Exercise
Return all of the entries exactly, with nothing added or left out.

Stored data
━━━━━━━━━━━━━━━━━━━━━━━━━━━━━━

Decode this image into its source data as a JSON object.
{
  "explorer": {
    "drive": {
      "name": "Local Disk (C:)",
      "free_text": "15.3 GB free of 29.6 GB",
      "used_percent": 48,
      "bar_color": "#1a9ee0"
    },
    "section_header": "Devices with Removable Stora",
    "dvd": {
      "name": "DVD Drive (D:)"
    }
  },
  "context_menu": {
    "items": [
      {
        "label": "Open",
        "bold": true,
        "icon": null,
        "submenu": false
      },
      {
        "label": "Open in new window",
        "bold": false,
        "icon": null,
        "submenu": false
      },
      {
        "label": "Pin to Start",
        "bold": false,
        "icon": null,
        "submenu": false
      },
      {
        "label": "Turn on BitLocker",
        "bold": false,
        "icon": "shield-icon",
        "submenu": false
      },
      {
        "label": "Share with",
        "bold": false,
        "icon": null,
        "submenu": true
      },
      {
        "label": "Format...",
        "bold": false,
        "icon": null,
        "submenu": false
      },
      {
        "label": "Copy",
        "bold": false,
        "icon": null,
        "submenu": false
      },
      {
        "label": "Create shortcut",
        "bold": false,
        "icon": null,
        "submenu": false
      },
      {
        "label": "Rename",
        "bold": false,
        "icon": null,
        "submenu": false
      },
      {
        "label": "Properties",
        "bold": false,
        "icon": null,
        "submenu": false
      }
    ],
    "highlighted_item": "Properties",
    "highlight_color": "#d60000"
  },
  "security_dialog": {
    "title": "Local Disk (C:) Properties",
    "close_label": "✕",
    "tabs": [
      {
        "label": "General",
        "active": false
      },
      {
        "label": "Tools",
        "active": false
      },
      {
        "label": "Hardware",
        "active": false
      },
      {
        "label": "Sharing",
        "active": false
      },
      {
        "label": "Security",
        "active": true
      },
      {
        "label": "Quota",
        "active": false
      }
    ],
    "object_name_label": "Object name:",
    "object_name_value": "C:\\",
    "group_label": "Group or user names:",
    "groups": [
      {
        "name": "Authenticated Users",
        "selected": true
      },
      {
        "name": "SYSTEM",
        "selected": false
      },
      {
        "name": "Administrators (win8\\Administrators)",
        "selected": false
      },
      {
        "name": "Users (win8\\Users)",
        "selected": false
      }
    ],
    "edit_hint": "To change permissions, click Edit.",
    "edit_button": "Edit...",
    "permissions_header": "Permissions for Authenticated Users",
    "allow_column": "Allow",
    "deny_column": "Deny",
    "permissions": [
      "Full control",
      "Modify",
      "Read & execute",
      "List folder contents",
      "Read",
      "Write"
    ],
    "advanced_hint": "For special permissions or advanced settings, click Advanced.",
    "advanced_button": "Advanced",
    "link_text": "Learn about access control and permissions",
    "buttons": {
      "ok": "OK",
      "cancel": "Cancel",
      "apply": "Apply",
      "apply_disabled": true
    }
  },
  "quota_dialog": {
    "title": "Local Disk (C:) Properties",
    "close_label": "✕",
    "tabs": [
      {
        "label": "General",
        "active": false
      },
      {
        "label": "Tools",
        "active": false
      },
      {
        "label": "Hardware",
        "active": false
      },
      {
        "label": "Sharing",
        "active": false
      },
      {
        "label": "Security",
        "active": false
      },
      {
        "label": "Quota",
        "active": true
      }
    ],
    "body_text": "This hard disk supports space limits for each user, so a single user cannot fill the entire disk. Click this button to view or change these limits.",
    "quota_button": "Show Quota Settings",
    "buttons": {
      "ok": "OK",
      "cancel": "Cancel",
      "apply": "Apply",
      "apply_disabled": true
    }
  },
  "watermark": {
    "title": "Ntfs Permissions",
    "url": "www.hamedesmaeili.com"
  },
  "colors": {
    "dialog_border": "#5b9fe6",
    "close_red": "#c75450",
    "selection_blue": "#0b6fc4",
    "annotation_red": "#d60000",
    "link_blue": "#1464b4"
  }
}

━━━━━━━━━━━━━━━━━━━━━━━━━━━━━━

Answer to this exercise
Decode this image into its source data as a JSON object.
{
  "explorer": {
    "drive": {
      "name": "Local Disk (C:)",
      "free_text": "15.3 GB free of 29.6 GB",
      "used_percent": 48,
      "bar_color": "#1a9ee0"
    },
    "section_header": "Devices with Removable Stora",
    "dvd": {
      "name": "DVD Drive (D:)"
    }
  },
  "context_menu": {
    "items": [
      {
        "label": "Open",
        "bold": true,
        "icon": null,
        "submenu": false
      },
      {
        "label": "Open in new window",
        "bold": false,
        "icon": null,
        "submenu": false
      },
      {
        "label": "Pin to Start",
        "bold": false,
        "icon": null,
        "submenu": false
      },
      {
        "label": "Turn on BitLocker",
        "bold": false,
        "icon": "shield-icon",
        "submenu": false
      },
      {
        "label": "Share with",
        "bold": false,
        "icon": null,
        "submenu": true
      },
      {
        "label": "Format...",
        "bold": false,
        "icon": null,
        "submenu": false
      },
      {
        "label": "Copy",
        "bold": false,
        "icon": null,
        "submenu": false
      },
      {
        "label": "Create shortcut",
        "bold": false,
        "icon": null,
        "submenu": false
      },
      {
        "label": "Rename",
        "bold": false,
        "icon": null,
        "submenu": false
      },
      {
        "label": "Properties",
        "bold": false,
        "icon": null,
        "submenu": false
      }
    ],
    "highlighted_item": "Properties",
    "highlight_color": "#d60000"
  },
  "security_dialog": {
    "title": "Local Disk (C:) Properties",
    "close_label": "✕",
    "tabs": [
      {
        "label": "General",
        "active": false
      },
      {
        "label": "Tools",
        "active": false
      },
      {
        "label": "Hardware",
        "active": false
      },
      {
        "label": "Sharing",
        "active": false
      },
      {
        "label": "Security",
        "active": true
      },
      {
        "label": "Quota",
        "active": false
      }
    ],
    "object_name_label": "Object name:",
    "object_name_value": "C:\\",
    "group_label": "Group or user names:",
    "groups": [
      {
        "name": "Authenticated Users",
        "selected": true
      },
      {
        "name": "SYSTEM",
        "selected": false
      },
      {
        "name": "Administrators (win8\\Administrators)",
        "selected": false
      },
      {
        "name": "Users (win8\\Users)",
        "selected": false
      }
    ],
    "edit_hint": "To change permissions, click Edit.",
    "edit_button": "Edit...",
    "permissions_header": "Permissions for Authenticated Users",
    "allow_column": "Allow",
    "deny_column": "Deny",
    "permissions": [
      "Full control",
      "Modify",
      "Read & execute",
      "List folder contents",
      "Read",
      "Write"
    ],
    "advanced_hint": "For special permissions or advanced settings, click Advanced.",
    "advanced_button": "Advanced",
    "link_text": "Learn about access control and permissions",
    "buttons": {
      "ok": "OK",
      "cancel": "Cancel",
      "apply": "Apply",
      "apply_disabled": true
    }
  },
  "quota_dialog": {
    "title": "Local Disk (C:) Properties",
    "close_label": "✕",
    "tabs": [
      {
        "label": "General",
        "active": false
      },
      {
        "label": "Tools",
        "active": false
      },
      {
        "label": "Hardware",
        "active": false
      },
      {
        "label": "Sharing",
        "active": false
      },
      {
        "label": "Security",
        "active": false
      },
      {
        "label": "Quota",
        "active": true
      }
    ],
    "body_text": "This hard disk supports space limits for each user, so a single user cannot fill the entire disk. Click this button to view or change these limits.",
    "quota_button": "Show Quota Settings",
    "buttons": {
      "ok": "OK",
      "cancel": "Cancel",
      "apply": "Apply",
      "apply_disabled": true
    }
  },
  "watermark": {
    "title": "Ntfs Permissions",
    "url": "www.hamedesmaeili.com"
  },
  "colors": {
    "dialog_border": "#5b9fe6",
    "close_red": "#c75450",
    "selection_blue": "#0b6fc4",
    "annotation_red": "#d60000",
    "link_blue": "#1464b4"
  }
}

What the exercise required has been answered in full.